◆ Task objective:
Copy each of the following entries word for word.

◆ The input:
--------------------------------
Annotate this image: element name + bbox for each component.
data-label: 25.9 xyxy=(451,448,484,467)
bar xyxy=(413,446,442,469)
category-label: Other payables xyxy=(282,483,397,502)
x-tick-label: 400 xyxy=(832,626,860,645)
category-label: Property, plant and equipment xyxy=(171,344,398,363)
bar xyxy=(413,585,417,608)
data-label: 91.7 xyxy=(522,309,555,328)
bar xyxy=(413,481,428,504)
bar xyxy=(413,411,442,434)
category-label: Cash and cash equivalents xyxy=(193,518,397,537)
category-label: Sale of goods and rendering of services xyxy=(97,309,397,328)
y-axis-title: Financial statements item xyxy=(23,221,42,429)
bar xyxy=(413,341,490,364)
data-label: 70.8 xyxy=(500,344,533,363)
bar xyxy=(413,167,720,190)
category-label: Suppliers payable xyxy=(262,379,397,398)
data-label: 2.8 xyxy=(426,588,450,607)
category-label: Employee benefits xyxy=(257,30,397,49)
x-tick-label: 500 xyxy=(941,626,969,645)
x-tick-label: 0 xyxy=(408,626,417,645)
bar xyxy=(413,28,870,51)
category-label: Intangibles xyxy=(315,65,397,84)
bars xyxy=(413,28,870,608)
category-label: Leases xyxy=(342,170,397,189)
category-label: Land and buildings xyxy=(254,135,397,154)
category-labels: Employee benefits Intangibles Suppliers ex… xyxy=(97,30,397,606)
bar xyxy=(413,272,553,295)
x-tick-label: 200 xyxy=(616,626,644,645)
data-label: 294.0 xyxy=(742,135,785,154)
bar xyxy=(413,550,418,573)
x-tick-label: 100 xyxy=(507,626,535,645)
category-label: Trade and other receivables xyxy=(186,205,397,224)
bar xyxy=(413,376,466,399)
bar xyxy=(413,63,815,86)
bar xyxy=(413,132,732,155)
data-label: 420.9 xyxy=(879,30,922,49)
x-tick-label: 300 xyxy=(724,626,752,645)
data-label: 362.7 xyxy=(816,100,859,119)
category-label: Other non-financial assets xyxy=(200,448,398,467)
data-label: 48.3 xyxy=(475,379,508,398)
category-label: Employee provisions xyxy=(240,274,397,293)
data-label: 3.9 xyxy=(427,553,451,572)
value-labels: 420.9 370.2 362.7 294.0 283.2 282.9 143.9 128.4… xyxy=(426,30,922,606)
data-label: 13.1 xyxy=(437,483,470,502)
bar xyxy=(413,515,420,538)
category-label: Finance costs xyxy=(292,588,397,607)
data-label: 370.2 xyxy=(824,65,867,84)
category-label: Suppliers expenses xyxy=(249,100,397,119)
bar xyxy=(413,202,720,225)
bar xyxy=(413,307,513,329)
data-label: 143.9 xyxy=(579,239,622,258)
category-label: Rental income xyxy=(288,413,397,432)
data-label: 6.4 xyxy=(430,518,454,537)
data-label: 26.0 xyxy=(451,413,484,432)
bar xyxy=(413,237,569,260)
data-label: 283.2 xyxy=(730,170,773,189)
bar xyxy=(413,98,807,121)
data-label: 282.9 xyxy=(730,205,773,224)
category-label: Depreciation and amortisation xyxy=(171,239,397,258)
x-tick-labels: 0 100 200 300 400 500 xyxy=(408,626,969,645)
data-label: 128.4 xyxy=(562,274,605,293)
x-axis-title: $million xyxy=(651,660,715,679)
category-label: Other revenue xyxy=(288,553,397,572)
--------------------------------
◆ Answer to this exercise:
Annotate this image: element name + bbox for each component.
data-label: 25.9 xyxy=(451,448,484,467)
bar xyxy=(413,446,442,469)
category-label: Other payables xyxy=(282,483,397,502)
x-tick-label: 400 xyxy=(832,626,860,645)
category-label: Property, plant and equipment xyxy=(171,344,398,363)
bar xyxy=(413,585,417,608)
data-label: 91.7 xyxy=(522,309,555,328)
bar xyxy=(413,481,428,504)
bar xyxy=(413,411,442,434)
category-label: Cash and cash equivalents xyxy=(193,518,397,537)
category-label: Sale of goods and rendering of services xyxy=(97,309,397,328)
y-axis-title: Financial statements item xyxy=(23,221,42,429)
bar xyxy=(413,341,490,364)
data-label: 70.8 xyxy=(500,344,533,363)
bar xyxy=(413,167,720,190)
category-label: Suppliers payable xyxy=(262,379,397,398)
data-label: 2.8 xyxy=(426,588,450,607)
category-label: Employee benefits xyxy=(257,30,397,49)
x-tick-label: 500 xyxy=(941,626,969,645)
x-tick-label: 0 xyxy=(408,626,417,645)
bar xyxy=(413,28,870,51)
category-label: Intangibles xyxy=(315,65,397,84)
bars xyxy=(413,28,870,608)
category-label: Leases xyxy=(342,170,397,189)
category-label: Land and buildings xyxy=(254,135,397,154)
category-labels: Employee benefits Intangibles Suppliers ex… xyxy=(97,30,397,606)
bar xyxy=(413,272,553,295)
x-tick-label: 200 xyxy=(616,626,644,645)
data-label: 294.0 xyxy=(742,135,785,154)
bar xyxy=(413,550,418,573)
x-tick-label: 100 xyxy=(507,626,535,645)
category-label: Trade and other receivables xyxy=(186,205,397,224)
bar xyxy=(413,376,466,399)
bar xyxy=(413,63,815,86)
bar xyxy=(413,132,732,155)
data-label: 420.9 xyxy=(879,30,922,49)
x-tick-label: 300 xyxy=(724,626,752,645)
data-label: 362.7 xyxy=(816,100,859,119)
category-label: Other non-financial assets xyxy=(200,448,398,467)
data-label: 48.3 xyxy=(475,379,508,398)
category-label: Employee provisions xyxy=(240,274,397,293)
data-label: 3.9 xyxy=(427,553,451,572)
value-labels: 420.9 370.2 362.7 294.0 283.2 282.9 143.9 128.4… xyxy=(426,30,922,606)
data-label: 13.1 xyxy=(437,483,470,502)
bar xyxy=(413,515,420,538)
category-label: Finance costs xyxy=(292,588,397,607)
data-label: 370.2 xyxy=(824,65,867,84)
category-label: Suppliers expenses xyxy=(249,100,397,119)
bar xyxy=(413,202,720,225)
bar xyxy=(413,307,513,329)
data-label: 143.9 xyxy=(579,239,622,258)
category-label: Rental income xyxy=(288,413,397,432)
data-label: 6.4 xyxy=(430,518,454,537)
data-label: 26.0 xyxy=(451,413,484,432)
bar xyxy=(413,237,569,260)
data-label: 283.2 xyxy=(730,170,773,189)
bar xyxy=(413,98,807,121)
data-label: 282.9 xyxy=(730,205,773,224)
category-label: Depreciation and amortisation xyxy=(171,239,397,258)
x-tick-labels: 0 100 200 300 400 500 xyxy=(408,626,969,645)
data-label: 128.4 xyxy=(562,274,605,293)
x-axis-title: $million xyxy=(651,660,715,679)
category-label: Other revenue xyxy=(288,553,397,572)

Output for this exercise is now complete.